▶ **What the exercise asks**: Return all lines with the word "Flux" in them.

▶ **Dataset entries**:
§ §
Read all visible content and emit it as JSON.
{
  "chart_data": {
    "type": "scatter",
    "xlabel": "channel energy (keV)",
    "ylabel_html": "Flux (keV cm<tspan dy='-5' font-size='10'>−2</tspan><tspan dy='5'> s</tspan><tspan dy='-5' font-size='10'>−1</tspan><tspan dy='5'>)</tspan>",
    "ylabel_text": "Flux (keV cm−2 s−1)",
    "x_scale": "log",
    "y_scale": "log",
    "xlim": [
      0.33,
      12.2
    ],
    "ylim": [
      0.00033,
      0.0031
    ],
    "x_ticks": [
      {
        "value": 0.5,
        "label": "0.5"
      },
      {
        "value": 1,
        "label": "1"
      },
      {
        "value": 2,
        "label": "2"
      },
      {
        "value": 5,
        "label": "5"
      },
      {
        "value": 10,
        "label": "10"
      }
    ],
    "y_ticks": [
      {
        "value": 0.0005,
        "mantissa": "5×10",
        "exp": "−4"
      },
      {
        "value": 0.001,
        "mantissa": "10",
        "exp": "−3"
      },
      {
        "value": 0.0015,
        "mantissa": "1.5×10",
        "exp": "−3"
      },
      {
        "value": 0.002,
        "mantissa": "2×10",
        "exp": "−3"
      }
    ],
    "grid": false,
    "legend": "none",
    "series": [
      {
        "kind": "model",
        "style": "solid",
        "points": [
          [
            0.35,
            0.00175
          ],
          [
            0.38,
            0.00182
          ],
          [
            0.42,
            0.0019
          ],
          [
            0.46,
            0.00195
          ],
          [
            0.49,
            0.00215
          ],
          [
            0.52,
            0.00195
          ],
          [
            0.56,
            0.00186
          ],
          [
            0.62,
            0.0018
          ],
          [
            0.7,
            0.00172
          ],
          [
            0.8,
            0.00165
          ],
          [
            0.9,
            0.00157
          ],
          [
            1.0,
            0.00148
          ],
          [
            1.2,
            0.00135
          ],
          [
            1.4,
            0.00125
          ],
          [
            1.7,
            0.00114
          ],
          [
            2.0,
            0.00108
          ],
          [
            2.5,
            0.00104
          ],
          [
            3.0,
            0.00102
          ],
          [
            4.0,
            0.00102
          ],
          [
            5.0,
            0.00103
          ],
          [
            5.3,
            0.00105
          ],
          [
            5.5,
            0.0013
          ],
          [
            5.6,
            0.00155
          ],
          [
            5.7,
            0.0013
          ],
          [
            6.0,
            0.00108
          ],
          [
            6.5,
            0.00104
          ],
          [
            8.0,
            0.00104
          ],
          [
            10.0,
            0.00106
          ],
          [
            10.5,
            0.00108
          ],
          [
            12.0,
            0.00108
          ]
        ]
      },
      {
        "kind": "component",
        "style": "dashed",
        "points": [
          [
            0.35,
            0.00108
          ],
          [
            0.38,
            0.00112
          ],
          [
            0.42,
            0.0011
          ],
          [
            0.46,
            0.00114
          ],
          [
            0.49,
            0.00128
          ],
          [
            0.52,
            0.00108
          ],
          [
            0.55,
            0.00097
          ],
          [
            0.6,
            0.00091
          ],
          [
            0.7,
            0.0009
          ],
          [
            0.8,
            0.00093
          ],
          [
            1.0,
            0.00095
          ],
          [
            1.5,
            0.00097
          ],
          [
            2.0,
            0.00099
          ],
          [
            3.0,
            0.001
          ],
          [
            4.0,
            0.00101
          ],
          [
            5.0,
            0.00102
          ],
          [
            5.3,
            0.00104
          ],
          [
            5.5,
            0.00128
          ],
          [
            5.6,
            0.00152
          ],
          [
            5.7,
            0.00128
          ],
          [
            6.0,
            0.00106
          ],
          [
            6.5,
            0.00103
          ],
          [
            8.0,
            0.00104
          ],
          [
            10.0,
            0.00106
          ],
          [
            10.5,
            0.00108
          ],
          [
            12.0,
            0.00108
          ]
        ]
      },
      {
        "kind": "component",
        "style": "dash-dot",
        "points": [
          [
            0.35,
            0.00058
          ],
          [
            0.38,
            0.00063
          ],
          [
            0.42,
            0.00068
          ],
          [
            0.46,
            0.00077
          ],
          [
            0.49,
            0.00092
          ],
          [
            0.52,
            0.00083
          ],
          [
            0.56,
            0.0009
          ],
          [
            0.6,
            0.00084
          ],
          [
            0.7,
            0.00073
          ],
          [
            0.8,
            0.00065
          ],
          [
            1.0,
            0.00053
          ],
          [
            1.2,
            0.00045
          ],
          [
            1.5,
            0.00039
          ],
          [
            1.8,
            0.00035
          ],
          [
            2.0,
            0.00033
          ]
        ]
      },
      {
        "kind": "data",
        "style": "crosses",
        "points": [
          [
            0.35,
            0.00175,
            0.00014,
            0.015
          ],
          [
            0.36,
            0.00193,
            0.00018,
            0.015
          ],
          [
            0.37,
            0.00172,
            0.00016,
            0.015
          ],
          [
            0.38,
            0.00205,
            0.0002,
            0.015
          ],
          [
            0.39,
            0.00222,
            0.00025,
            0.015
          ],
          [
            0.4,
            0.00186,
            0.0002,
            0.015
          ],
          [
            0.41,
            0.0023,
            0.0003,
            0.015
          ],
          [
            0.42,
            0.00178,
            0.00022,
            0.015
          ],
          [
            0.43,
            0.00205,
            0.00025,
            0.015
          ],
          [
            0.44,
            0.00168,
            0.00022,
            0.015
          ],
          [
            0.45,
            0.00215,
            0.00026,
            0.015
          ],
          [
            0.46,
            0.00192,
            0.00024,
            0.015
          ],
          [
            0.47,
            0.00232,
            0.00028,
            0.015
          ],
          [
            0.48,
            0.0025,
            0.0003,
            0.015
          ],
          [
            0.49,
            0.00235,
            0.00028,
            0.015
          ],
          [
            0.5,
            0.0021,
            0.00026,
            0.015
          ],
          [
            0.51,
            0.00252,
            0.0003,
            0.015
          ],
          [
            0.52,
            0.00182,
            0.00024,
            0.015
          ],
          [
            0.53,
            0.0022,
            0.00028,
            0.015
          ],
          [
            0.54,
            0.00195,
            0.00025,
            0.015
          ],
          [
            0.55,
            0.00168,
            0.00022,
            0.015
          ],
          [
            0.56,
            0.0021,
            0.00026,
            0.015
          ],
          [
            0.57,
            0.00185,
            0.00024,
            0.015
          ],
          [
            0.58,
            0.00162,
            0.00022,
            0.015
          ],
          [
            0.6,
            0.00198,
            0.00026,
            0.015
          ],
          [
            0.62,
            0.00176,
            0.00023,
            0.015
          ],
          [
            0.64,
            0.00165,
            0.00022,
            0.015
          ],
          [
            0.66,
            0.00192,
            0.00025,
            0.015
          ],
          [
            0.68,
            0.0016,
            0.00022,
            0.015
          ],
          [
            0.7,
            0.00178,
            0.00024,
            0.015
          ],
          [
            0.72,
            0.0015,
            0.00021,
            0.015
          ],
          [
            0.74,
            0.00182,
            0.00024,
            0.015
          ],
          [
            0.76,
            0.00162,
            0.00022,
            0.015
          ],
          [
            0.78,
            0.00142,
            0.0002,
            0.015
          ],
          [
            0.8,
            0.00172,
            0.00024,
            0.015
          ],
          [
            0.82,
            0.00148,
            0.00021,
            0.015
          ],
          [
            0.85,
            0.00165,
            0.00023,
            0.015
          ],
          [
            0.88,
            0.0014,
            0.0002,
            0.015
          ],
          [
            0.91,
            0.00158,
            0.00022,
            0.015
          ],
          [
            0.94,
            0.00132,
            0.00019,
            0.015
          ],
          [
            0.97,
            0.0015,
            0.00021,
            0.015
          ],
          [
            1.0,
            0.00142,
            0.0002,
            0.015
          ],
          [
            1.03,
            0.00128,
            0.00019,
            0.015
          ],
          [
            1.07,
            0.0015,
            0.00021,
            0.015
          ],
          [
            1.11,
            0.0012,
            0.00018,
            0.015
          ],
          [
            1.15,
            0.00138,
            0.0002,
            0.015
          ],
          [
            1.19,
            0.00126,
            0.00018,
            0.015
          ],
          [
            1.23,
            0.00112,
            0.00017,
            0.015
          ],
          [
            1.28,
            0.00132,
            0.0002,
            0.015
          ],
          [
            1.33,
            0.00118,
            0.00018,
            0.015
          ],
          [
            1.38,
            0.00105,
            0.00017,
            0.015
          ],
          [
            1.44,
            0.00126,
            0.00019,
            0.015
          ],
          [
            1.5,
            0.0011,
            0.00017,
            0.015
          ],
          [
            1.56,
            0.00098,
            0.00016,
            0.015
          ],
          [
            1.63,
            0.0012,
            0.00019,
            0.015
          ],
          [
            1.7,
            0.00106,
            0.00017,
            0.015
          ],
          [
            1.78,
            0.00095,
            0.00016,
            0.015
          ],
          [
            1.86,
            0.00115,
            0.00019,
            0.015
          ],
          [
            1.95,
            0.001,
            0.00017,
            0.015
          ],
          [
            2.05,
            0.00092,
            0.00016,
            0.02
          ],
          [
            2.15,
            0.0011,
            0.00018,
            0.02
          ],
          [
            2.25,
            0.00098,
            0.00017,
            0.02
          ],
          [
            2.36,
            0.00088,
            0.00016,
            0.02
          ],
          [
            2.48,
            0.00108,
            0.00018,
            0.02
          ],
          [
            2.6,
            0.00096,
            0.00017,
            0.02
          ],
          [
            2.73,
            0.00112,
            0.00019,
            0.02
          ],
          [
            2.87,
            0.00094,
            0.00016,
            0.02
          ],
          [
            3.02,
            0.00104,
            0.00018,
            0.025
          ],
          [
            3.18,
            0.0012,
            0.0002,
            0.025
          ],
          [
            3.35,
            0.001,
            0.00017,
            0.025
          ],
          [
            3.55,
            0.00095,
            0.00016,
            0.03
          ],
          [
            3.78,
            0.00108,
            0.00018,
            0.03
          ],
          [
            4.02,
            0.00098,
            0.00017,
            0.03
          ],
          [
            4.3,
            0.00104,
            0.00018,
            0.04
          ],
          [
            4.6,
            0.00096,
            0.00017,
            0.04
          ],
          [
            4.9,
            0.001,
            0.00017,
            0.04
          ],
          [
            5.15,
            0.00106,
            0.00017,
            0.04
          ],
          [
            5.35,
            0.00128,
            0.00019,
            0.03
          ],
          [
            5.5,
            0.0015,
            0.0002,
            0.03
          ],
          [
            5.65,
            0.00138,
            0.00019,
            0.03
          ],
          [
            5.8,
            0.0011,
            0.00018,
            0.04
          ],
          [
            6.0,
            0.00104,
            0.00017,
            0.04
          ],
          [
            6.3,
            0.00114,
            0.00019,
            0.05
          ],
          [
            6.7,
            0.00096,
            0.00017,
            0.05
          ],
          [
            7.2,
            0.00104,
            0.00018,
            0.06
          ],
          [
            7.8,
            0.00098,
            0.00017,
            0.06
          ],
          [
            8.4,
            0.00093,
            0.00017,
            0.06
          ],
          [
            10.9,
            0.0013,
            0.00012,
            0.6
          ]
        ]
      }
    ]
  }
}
§ §
▶ **Response**:
    "ylabel_html": "Flux (keV cm<tspan dy='-5' font-size='10'>−2</tspan><tspan dy='5'> s</tspan><tspan dy='-5' font-size='10'>−1</tspan><tspan dy='5'>)</tspan>",
    "ylabel_text": "Flux (keV cm−2 s−1)",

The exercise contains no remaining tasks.